▶ YOUR GOAL
Pictures in the records should not be copied, but every other part must be repeated exactly.

────────────────────────────────────────

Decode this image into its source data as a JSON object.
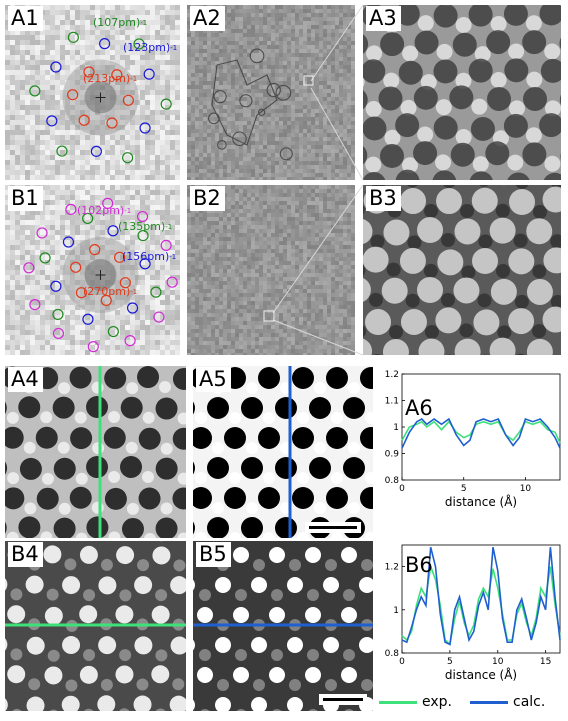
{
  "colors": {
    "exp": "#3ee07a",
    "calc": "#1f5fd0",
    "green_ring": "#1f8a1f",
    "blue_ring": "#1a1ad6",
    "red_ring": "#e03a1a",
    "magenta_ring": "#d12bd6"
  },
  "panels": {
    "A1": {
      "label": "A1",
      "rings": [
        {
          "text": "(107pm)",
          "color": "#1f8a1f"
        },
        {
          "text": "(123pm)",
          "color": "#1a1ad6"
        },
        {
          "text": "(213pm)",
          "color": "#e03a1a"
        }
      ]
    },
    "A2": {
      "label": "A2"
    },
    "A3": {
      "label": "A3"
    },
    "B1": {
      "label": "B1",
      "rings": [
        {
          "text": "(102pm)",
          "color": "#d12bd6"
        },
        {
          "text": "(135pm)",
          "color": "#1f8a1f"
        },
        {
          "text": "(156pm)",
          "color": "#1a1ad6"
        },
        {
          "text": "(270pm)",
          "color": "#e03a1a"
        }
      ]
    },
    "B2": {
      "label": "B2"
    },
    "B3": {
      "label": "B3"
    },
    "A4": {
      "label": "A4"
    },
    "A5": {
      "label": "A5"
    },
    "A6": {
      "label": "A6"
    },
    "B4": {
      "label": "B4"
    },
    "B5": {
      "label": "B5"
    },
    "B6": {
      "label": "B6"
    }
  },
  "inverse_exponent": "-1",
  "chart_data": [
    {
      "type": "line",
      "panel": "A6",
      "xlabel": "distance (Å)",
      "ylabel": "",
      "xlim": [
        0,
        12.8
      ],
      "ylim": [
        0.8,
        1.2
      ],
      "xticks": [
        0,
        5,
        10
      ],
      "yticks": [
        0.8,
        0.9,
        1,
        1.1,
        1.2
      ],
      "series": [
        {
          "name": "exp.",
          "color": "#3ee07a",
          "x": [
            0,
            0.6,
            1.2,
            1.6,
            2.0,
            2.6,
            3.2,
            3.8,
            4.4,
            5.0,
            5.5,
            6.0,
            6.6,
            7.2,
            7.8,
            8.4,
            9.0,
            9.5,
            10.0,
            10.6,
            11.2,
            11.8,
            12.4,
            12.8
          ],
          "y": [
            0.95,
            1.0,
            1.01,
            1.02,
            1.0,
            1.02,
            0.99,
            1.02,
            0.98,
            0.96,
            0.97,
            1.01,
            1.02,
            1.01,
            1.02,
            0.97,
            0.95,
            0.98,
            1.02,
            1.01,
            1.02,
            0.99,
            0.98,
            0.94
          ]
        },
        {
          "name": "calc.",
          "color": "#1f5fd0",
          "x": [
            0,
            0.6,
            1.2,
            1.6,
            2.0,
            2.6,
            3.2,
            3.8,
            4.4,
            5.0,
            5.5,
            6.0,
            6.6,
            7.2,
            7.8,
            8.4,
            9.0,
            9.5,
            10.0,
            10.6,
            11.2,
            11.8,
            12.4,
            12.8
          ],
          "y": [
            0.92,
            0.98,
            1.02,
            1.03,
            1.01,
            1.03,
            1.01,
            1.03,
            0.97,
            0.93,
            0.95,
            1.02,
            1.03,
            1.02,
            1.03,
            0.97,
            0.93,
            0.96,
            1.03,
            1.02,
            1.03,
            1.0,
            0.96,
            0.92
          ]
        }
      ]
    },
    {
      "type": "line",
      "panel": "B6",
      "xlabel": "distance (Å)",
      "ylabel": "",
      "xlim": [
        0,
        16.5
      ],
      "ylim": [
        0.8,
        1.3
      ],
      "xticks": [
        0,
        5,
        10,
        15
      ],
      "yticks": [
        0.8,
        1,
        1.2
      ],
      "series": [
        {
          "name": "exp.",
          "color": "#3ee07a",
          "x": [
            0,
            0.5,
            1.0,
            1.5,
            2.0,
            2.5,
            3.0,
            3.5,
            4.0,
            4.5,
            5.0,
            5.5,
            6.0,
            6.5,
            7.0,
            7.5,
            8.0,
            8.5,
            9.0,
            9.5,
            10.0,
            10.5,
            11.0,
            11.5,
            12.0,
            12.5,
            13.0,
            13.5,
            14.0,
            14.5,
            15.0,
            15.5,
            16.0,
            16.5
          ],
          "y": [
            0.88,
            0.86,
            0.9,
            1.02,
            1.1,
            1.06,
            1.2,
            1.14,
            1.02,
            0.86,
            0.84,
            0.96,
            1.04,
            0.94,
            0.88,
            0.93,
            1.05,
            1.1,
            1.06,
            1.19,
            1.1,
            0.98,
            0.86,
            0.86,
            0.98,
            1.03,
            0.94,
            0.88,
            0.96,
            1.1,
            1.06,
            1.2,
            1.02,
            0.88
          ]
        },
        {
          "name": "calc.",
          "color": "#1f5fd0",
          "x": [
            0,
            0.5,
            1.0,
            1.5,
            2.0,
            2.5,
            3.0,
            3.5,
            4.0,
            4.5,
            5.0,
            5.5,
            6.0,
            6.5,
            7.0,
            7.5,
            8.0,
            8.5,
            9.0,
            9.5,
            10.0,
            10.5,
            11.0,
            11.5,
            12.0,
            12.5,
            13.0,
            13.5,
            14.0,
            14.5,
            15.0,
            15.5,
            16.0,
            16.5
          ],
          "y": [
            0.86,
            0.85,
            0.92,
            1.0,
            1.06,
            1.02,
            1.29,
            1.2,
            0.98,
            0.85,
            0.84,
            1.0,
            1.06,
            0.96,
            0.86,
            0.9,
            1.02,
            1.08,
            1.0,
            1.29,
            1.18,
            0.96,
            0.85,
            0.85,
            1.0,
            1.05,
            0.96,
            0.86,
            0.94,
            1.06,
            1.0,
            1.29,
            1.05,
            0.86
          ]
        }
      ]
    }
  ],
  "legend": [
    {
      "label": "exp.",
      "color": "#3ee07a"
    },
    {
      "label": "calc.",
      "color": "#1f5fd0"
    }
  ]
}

────────────────────────────────────────

▶ EXERCISE RESPONSE
Decode this image into its source data as a JSON object.
{
  "colors": {
    "exp": "#3ee07a",
    "calc": "#1f5fd0",
    "green_ring": "#1f8a1f",
    "blue_ring": "#1a1ad6",
    "red_ring": "#e03a1a",
    "magenta_ring": "#d12bd6"
  },
  "panels": {
    "A1": {
      "label": "A1",
      "rings": [
        {
          "text": "(107pm)",
          "color": "#1f8a1f"
        },
        {
          "text": "(123pm)",
          "color": "#1a1ad6"
        },
        {
          "text": "(213pm)",
          "color": "#e03a1a"
        }
      ]
    },
    "A2": {
      "label": "A2"
    },
    "A3": {
      "label": "A3"
    },
    "B1": {
      "label": "B1",
      "rings": [
        {
          "text": "(102pm)",
          "color": "#d12bd6"
        },
        {
          "text": "(135pm)",
          "color": "#1f8a1f"
        },
        {
          "text": "(156pm)",
          "color": "#1a1ad6"
        },
        {
          "text": "(270pm)",
          "color": "#e03a1a"
        }
      ]
    },
    "B2": {
      "label": "B2"
    },
    "B3": {
      "label": "B3"
    },
    "A4": {
      "label": "A4"
    },
    "A5": {
      "label": "A5"
    },
    "A6": {
      "label": "A6"
    },
    "B4": {
      "label": "B4"
    },
    "B5": {
      "label": "B5"
    },
    "B6": {
      "label": "B6"
    }
  },
  "inverse_exponent": "-1",
  "chart_data": [
    {
      "type": "line",
      "panel": "A6",
      "xlabel": "distance (Å)",
      "ylabel": "",
      "xlim": [
        0,
        12.8
      ],
      "ylim": [
        0.8,
        1.2
      ],
      "xticks": [
        0,
        5,
        10
      ],
      "yticks": [
        0.8,
        0.9,
        1,
        1.1,
        1.2
      ],
      "series": [
        {
          "name": "exp.",
          "color": "#3ee07a",
          "x": [
            0,
            0.6,
            1.2,
            1.6,
            2.0,
            2.6,
            3.2,
            3.8,
            4.4,
            5.0,
            5.5,
            6.0,
            6.6,
            7.2,
            7.8,
            8.4,
            9.0,
            9.5,
            10.0,
            10.6,
            11.2,
            11.8,
            12.4,
            12.8
          ],
          "y": [
            0.95,
            1.0,
            1.01,
            1.02,
            1.0,
            1.02,
            0.99,
            1.02,
            0.98,
            0.96,
            0.97,
            1.01,
            1.02,
            1.01,
            1.02,
            0.97,
            0.95,
            0.98,
            1.02,
            1.01,
            1.02,
            0.99,
            0.98,
            0.94
          ]
        },
        {
          "name": "calc.",
          "color": "#1f5fd0",
          "x": [
            0,
            0.6,
            1.2,
            1.6,
            2.0,
            2.6,
            3.2,
            3.8,
            4.4,
            5.0,
            5.5,
            6.0,
            6.6,
            7.2,
            7.8,
            8.4,
            9.0,
            9.5,
            10.0,
            10.6,
            11.2,
            11.8,
            12.4,
            12.8
          ],
          "y": [
            0.92,
            0.98,
            1.02,
            1.03,
            1.01,
            1.03,
            1.01,
            1.03,
            0.97,
            0.93,
            0.95,
            1.02,
            1.03,
            1.02,
            1.03,
            0.97,
            0.93,
            0.96,
            1.03,
            1.02,
            1.03,
            1.0,
            0.96,
            0.92
          ]
        }
      ]
    },
    {
      "type": "line",
      "panel": "B6",
      "xlabel": "distance (Å)",
      "ylabel": "",
      "xlim": [
        0,
        16.5
      ],
      "ylim": [
        0.8,
        1.3
      ],
      "xticks": [
        0,
        5,
        10,
        15
      ],
      "yticks": [
        0.8,
        1,
        1.2
      ],
      "series": [
        {
          "name": "exp.",
          "color": "#3ee07a",
          "x": [
            0,
            0.5,
            1.0,
            1.5,
            2.0,
            2.5,
            3.0,
            3.5,
            4.0,
            4.5,
            5.0,
            5.5,
            6.0,
            6.5,
            7.0,
            7.5,
            8.0,
            8.5,
            9.0,
            9.5,
            10.0,
            10.5,
            11.0,
            11.5,
            12.0,
            12.5,
            13.0,
            13.5,
            14.0,
            14.5,
            15.0,
            15.5,
            16.0,
            16.5
          ],
          "y": [
            0.88,
            0.86,
            0.9,
            1.02,
            1.1,
            1.06,
            1.2,
            1.14,
            1.02,
            0.86,
            0.84,
            0.96,
            1.04,
            0.94,
            0.88,
            0.93,
            1.05,
            1.1,
            1.06,
            1.19,
            1.1,
            0.98,
            0.86,
            0.86,
            0.98,
            1.03,
            0.94,
            0.88,
            0.96,
            1.1,
            1.06,
            1.2,
            1.02,
            0.88
          ]
        },
        {
          "name": "calc.",
          "color": "#1f5fd0",
          "x": [
            0,
            0.5,
            1.0,
            1.5,
            2.0,
            2.5,
            3.0,
            3.5,
            4.0,
            4.5,
            5.0,
            5.5,
            6.0,
            6.5,
            7.0,
            7.5,
            8.0,
            8.5,
            9.0,
            9.5,
            10.0,
            10.5,
            11.0,
            11.5,
            12.0,
            12.5,
            13.0,
            13.5,
            14.0,
            14.5,
            15.0,
            15.5,
            16.0,
            16.5
          ],
          "y": [
            0.86,
            0.85,
            0.92,
            1.0,
            1.06,
            1.02,
            1.29,
            1.2,
            0.98,
            0.85,
            0.84,
            1.0,
            1.06,
            0.96,
            0.86,
            0.9,
            1.02,
            1.08,
            1.0,
            1.29,
            1.18,
            0.96,
            0.85,
            0.85,
            1.0,
            1.05,
            0.96,
            0.86,
            0.94,
            1.06,
            1.0,
            1.29,
            1.05,
            0.86
          ]
        }
      ]
    }
  ],
  "legend": [
    {
      "label": "exp.",
      "color": "#3ee07a"
    },
    {
      "label": "calc.",
      "color": "#1f5fd0"
    }
  ]
}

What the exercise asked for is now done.